:: PROBLEM ::
Each line that holds the word "detection" counts once; give the total for the records below and nothing else.

:: INFORMATION SHOWN ::
(begin)

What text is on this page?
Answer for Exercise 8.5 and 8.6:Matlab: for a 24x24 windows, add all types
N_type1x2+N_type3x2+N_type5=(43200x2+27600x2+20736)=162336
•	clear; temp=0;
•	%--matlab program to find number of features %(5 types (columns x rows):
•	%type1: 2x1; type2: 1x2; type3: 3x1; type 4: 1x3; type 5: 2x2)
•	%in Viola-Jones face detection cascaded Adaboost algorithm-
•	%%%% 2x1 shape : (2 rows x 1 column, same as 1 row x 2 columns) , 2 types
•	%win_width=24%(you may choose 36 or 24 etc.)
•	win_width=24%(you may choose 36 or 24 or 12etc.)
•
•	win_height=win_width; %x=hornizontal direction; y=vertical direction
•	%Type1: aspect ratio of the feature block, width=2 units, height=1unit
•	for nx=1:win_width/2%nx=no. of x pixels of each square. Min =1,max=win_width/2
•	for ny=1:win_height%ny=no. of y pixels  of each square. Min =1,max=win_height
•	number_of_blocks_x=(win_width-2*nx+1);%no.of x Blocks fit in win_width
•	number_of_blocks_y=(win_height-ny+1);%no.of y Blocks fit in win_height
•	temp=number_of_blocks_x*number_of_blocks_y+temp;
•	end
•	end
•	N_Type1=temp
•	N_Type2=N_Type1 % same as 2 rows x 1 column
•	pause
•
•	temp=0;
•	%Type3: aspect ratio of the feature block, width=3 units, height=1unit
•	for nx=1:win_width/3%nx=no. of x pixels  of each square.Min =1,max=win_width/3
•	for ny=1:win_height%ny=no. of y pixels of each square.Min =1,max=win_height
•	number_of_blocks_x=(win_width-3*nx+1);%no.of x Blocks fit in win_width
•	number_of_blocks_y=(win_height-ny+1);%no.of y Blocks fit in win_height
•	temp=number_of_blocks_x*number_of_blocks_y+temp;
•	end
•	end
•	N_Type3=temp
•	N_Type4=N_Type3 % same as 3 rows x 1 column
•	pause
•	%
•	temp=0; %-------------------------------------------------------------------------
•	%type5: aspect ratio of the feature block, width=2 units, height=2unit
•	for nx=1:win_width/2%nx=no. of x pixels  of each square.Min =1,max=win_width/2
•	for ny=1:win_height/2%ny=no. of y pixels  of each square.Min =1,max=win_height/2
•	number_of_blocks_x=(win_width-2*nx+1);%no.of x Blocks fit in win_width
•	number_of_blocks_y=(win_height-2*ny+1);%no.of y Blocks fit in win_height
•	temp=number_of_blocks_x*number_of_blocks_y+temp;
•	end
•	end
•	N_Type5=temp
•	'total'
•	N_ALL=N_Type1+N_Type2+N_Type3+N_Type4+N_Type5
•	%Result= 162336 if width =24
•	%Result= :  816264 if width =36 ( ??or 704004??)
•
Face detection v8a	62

(end)

:: SOLUTION TO THIS PROBLEM ::
2